[start]
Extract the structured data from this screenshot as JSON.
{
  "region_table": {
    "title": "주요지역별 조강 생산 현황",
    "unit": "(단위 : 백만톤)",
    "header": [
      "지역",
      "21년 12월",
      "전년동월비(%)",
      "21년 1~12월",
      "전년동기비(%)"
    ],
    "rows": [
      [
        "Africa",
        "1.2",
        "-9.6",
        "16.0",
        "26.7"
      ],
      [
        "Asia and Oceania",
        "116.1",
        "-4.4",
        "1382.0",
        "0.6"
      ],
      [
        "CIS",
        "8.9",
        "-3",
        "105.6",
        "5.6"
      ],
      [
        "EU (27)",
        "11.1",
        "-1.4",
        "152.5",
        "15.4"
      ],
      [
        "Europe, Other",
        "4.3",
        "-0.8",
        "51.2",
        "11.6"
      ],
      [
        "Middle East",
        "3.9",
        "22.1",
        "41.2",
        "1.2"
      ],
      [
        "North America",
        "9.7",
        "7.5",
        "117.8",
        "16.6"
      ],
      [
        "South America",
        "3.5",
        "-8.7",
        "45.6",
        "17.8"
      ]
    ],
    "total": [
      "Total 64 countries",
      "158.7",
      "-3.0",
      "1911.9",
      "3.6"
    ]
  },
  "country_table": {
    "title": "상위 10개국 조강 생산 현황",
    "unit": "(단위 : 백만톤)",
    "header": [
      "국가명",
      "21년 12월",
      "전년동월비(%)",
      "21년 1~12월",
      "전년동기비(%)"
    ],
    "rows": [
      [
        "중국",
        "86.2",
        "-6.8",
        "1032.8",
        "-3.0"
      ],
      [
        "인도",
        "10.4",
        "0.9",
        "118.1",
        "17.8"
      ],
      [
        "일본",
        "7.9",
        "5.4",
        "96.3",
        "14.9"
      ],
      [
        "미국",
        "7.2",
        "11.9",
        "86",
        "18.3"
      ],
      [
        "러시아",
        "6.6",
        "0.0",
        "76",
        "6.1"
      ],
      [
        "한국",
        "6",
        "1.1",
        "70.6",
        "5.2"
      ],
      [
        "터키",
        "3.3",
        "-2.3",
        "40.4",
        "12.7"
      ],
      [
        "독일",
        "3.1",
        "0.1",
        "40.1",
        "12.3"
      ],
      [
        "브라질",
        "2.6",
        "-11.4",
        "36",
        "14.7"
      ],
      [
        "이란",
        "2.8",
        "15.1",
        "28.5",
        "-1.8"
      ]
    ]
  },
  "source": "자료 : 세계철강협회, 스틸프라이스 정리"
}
[end]
Task directions:
Gather all lines from the listing above in which "title" occurs.

Answer to this task:
    "title": "주요지역별 조강 생산 현황",
    "title": "상위 10개국 조강 생산 현황",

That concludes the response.